- _Task_
Write every line of the material out exactly as shown.

(Data excerpts)
· · · · · · ·
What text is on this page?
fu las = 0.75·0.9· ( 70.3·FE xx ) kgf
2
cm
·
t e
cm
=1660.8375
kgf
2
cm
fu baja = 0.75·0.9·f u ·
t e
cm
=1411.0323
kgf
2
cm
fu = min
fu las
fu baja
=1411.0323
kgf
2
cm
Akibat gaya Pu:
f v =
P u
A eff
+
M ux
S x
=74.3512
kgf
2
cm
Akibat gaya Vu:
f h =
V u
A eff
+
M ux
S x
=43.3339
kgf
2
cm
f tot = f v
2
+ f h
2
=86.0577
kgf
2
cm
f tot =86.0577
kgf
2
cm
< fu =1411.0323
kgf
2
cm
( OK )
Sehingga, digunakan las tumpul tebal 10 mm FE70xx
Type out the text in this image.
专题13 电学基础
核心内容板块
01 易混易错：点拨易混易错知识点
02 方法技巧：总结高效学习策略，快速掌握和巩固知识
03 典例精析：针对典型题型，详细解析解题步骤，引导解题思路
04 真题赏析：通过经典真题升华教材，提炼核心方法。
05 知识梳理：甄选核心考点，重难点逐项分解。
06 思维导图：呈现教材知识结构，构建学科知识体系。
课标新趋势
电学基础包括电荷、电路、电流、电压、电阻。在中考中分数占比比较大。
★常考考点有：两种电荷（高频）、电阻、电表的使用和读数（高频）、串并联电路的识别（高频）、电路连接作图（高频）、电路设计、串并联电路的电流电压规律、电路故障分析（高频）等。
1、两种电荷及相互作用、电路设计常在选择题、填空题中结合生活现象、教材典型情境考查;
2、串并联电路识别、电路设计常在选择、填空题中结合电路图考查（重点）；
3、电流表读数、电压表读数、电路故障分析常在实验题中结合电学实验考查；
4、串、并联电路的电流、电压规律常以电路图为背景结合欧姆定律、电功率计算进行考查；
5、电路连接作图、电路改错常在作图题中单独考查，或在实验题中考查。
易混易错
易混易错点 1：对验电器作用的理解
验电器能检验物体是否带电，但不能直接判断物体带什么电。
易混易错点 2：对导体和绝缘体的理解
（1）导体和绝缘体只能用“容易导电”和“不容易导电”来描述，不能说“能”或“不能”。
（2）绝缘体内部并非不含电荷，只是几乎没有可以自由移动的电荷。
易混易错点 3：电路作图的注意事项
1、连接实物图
· · · · · · ·
- _The result_
What text is on this page?
fu las = 0.75·0.9· ( 70.3·FE xx ) kgf
2
cm
·
t e
cm
=1660.8375
kgf
2
cm
fu baja = 0.75·0.9·f u ·
t e
cm
=1411.0323
kgf
2
cm
fu = min
fu las
fu baja
=1411.0323
kgf
2
cm
Akibat gaya Pu:
f v =
P u
A eff
+
M ux
S x
=74.3512
kgf
2
cm
Akibat gaya Vu:
f h =
V u
A eff
+
M ux
S x
=43.3339
kgf
2
cm
f tot = f v
2
+ f h
2
=86.0577
kgf
2
cm
f tot =86.0577
kgf
2
cm
< fu =1411.0323
kgf
2
cm
( OK )
Sehingga, digunakan las tumpul tebal 10 mm FE70xx
Type out the text in this image.
专题13 电学基础
核心内容板块
01 易混易错：点拨易混易错知识点
02 方法技巧：总结高效学习策略，快速掌握和巩固知识
03 典例精析：针对典型题型，详细解析解题步骤，引导解题思路
04 真题赏析：通过经典真题升华教材，提炼核心方法。
05 知识梳理：甄选核心考点，重难点逐项分解。
06 思维导图：呈现教材知识结构，构建学科知识体系。
课标新趋势
电学基础包括电荷、电路、电流、电压、电阻。在中考中分数占比比较大。
★常考考点有：两种电荷（高频）、电阻、电表的使用和读数（高频）、串并联电路的识别（高频）、电路连接作图（高频）、电路设计、串并联电路的电流电压规律、电路故障分析（高频）等。
1、两种电荷及相互作用、电路设计常在选择题、填空题中结合生活现象、教材典型情境考查;
2、串并联电路识别、电路设计常在选择、填空题中结合电路图考查（重点）；
3、电流表读数、电压表读数、电路故障分析常在实验题中结合电学实验考查；
4、串、并联电路的电流、电压规律常以电路图为背景结合欧姆定律、电功率计算进行考查；
5、电路连接作图、电路改错常在作图题中单独考查，或在实验题中考查。
易混易错
易混易错点 1：对验电器作用的理解
验电器能检验物体是否带电，但不能直接判断物体带什么电。
易混易错点 2：对导体和绝缘体的理解
（1）导体和绝缘体只能用“容易导电”和“不容易导电”来描述，不能说“能”或“不能”。
（2）绝缘体内部并非不含电荷，只是几乎没有可以自由移动的电荷。
易混易错点 3：电路作图的注意事项
1、连接实物图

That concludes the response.